■ **Ejercicio propuesto**
Imprime el pasaje del texto de lectura que va desde "Sábado, 12 de" hasta "de su sexo.".

■ **Texto de lectura**
+++
Sábado, 12 de marzo de 2011 | Hoy
Por Miriam Cairo
Sobre la mesa de un bar leo a la suicida lúcida que desea caer más que morir. Hago algo más que leerla. Bebo café y la veo escribir sobre otra mesa de otro bar, en otro tiempo y otro espacio. A intervalos irregulares, la suicida suspende el líquido tinta para compensarlo mediante el líquido té.
En la bebida o en el papel puede estar la raíz del descarrilamiento. Ella escribe una palabra, luego otra, luego se detiene. Luego sube a la nave de Jasón. Sabe que la travesía con los argonautas durará tres años sin hacer escala en ningún puerto. Luego baja a la mesa del café y escribe otra palabra. Yo leo una a una las palabras de la suicida que disfrazada de varón practica con los grumetes el amor griego. Escribe que hace todo por no revelar su género y mantener la pureza de su sexo.
+++
■ **Datos disponibles**

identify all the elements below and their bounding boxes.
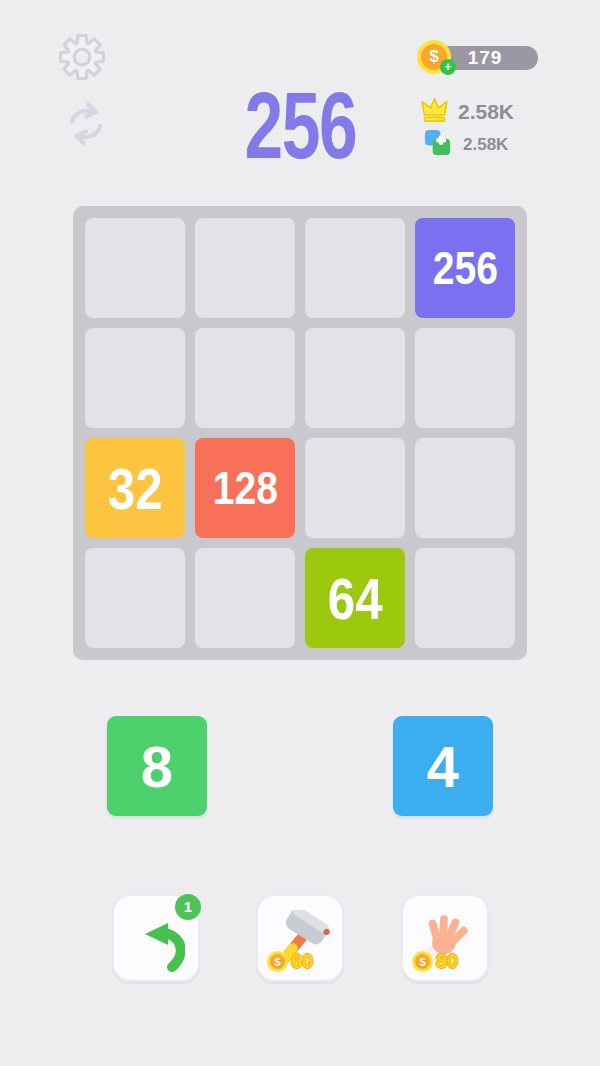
+++
■ **Solución del ejercicio**
Sábado, 12 de marzo de 2011 | Hoy
Por Miriam Cairo
Sobre la mesa de un bar leo a la suicida lúcida que desea caer más que morir. Hago algo más que leerla. Bebo café y la veo escribir sobre otra mesa de otro bar, en otro tiempo y otro espacio. A intervalos irregulares, la suicida suspende el líquido tinta para compensarlo mediante el líquido té.
En la bebida o en el papel puede estar la raíz del descarrilamiento. Ella escribe una palabra, luego otra, luego se detiene. Luego sube a la nave de Jasón. Sabe que la travesía con los argonautas durará tres años sin hacer escala en ningún puerto. Luego baja a la mesa del café y escribe otra palabra. Yo leo una a una las palabras de la suicida que disfrazada de varón practica con los grumetes el amor griego. Escribe que hace todo por no revelar su género y mantener la pureza de su sexo.